_SUPPLIED DATA_
>>>

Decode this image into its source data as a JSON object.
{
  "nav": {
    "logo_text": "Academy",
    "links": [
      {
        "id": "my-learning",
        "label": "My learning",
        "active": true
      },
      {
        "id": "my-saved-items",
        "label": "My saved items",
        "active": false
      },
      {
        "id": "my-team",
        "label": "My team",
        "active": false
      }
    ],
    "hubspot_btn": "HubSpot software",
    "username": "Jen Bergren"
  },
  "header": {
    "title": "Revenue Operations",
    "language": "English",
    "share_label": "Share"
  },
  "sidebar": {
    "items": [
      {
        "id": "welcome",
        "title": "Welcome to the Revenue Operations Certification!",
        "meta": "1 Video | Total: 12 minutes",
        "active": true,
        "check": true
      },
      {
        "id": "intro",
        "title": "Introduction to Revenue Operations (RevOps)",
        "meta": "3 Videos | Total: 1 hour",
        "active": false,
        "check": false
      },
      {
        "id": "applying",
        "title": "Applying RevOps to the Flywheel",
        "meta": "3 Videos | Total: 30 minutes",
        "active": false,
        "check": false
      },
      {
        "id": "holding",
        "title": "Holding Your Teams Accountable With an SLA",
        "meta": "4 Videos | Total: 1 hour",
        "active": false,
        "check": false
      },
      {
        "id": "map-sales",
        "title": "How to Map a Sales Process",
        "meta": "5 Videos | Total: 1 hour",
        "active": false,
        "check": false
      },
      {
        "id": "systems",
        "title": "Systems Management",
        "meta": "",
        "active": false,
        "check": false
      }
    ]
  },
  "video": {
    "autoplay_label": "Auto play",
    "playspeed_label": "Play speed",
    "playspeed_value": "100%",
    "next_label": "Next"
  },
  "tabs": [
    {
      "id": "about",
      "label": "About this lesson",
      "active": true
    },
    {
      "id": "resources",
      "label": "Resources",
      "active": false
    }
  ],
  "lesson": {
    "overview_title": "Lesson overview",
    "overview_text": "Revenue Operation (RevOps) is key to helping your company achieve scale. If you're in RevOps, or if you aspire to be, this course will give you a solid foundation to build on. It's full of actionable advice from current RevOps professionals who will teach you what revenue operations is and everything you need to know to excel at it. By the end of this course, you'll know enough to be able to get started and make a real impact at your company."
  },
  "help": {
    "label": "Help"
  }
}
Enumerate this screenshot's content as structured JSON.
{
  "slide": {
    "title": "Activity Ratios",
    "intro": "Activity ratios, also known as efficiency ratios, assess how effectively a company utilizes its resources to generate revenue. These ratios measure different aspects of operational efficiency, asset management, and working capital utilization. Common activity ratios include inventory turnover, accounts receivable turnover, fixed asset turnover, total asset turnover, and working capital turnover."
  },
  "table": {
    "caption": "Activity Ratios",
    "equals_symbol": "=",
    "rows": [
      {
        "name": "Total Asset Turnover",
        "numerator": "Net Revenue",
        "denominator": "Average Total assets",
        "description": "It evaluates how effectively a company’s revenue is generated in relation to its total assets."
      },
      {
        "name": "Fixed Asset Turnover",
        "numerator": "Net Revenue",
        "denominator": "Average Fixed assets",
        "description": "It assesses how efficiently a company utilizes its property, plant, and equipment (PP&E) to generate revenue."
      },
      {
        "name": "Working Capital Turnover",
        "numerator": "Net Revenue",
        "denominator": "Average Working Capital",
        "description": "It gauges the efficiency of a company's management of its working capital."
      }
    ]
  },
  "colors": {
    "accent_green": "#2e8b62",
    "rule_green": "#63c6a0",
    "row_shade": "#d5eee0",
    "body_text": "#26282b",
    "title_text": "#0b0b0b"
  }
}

<<<

_EXERCISE INSTRUCTIONS_
Retype the entries exactly, including every line.

_ANSWER IN FULL_
Decode this image into its source data as a JSON object.
{
  "nav": {
    "logo_text": "Academy",
    "links": [
      {
        "id": "my-learning",
        "label": "My learning",
        "active": true
      },
      {
        "id": "my-saved-items",
        "label": "My saved items",
        "active": false
      },
      {
        "id": "my-team",
        "label": "My team",
        "active": false
      }
    ],
    "hubspot_btn": "HubSpot software",
    "username": "Jen Bergren"
  },
  "header": {
    "title": "Revenue Operations",
    "language": "English",
    "share_label": "Share"
  },
  "sidebar": {
    "items": [
      {
        "id": "welcome",
        "title": "Welcome to the Revenue Operations Certification!",
        "meta": "1 Video | Total: 12 minutes",
        "active": true,
        "check": true
      },
      {
        "id": "intro",
        "title": "Introduction to Revenue Operations (RevOps)",
        "meta": "3 Videos | Total: 1 hour",
        "active": false,
        "check": false
      },
      {
        "id": "applying",
        "title": "Applying RevOps to the Flywheel",
        "meta": "3 Videos | Total: 30 minutes",
        "active": false,
        "check": false
      },
      {
        "id": "holding",
        "title": "Holding Your Teams Accountable With an SLA",
        "meta": "4 Videos | Total: 1 hour",
        "active": false,
        "check": false
      },
      {
        "id": "map-sales",
        "title": "How to Map a Sales Process",
        "meta": "5 Videos | Total: 1 hour",
        "active": false,
        "check": false
      },
      {
        "id": "systems",
        "title": "Systems Management",
        "meta": "",
        "active": false,
        "check": false
      }
    ]
  },
  "video": {
    "autoplay_label": "Auto play",
    "playspeed_label": "Play speed",
    "playspeed_value": "100%",
    "next_label": "Next"
  },
  "tabs": [
    {
      "id": "about",
      "label": "About this lesson",
      "active": true
    },
    {
      "id": "resources",
      "label": "Resources",
      "active": false
    }
  ],
  "lesson": {
    "overview_title": "Lesson overview",
    "overview_text": "Revenue Operation (RevOps) is key to helping your company achieve scale. If you're in RevOps, or if you aspire to be, this course will give you a solid foundation to build on. It's full of actionable advice from current RevOps professionals who will teach you what revenue operations is and everything you need to know to excel at it. By the end of this course, you'll know enough to be able to get started and make a real impact at your company."
  },
  "help": {
    "label": "Help"
  }
}
Enumerate this screenshot's content as structured JSON.
{
  "slide": {
    "title": "Activity Ratios",
    "intro": "Activity ratios, also known as efficiency ratios, assess how effectively a company utilizes its resources to generate revenue. These ratios measure different aspects of operational efficiency, asset management, and working capital utilization. Common activity ratios include inventory turnover, accounts receivable turnover, fixed asset turnover, total asset turnover, and working capital turnover."
  },
  "table": {
    "caption": "Activity Ratios",
    "equals_symbol": "=",
    "rows": [
      {
        "name": "Total Asset Turnover",
        "numerator": "Net Revenue",
        "denominator": "Average Total assets",
        "description": "It evaluates how effectively a company’s revenue is generated in relation to its total assets."
      },
      {
        "name": "Fixed Asset Turnover",
        "numerator": "Net Revenue",
        "denominator": "Average Fixed assets",
        "description": "It assesses how efficiently a company utilizes its property, plant, and equipment (PP&E) to generate revenue."
      },
      {
        "name": "Working Capital Turnover",
        "numerator": "Net Revenue",
        "denominator": "Average Working Capital",
        "description": "It gauges the efficiency of a company's management of its working capital."
      }
    ]
  },
  "colors": {
    "accent_green": "#2e8b62",
    "rule_green": "#63c6a0",
    "row_shade": "#d5eee0",
    "body_text": "#26282b",
    "title_text": "#0b0b0b"
  }
}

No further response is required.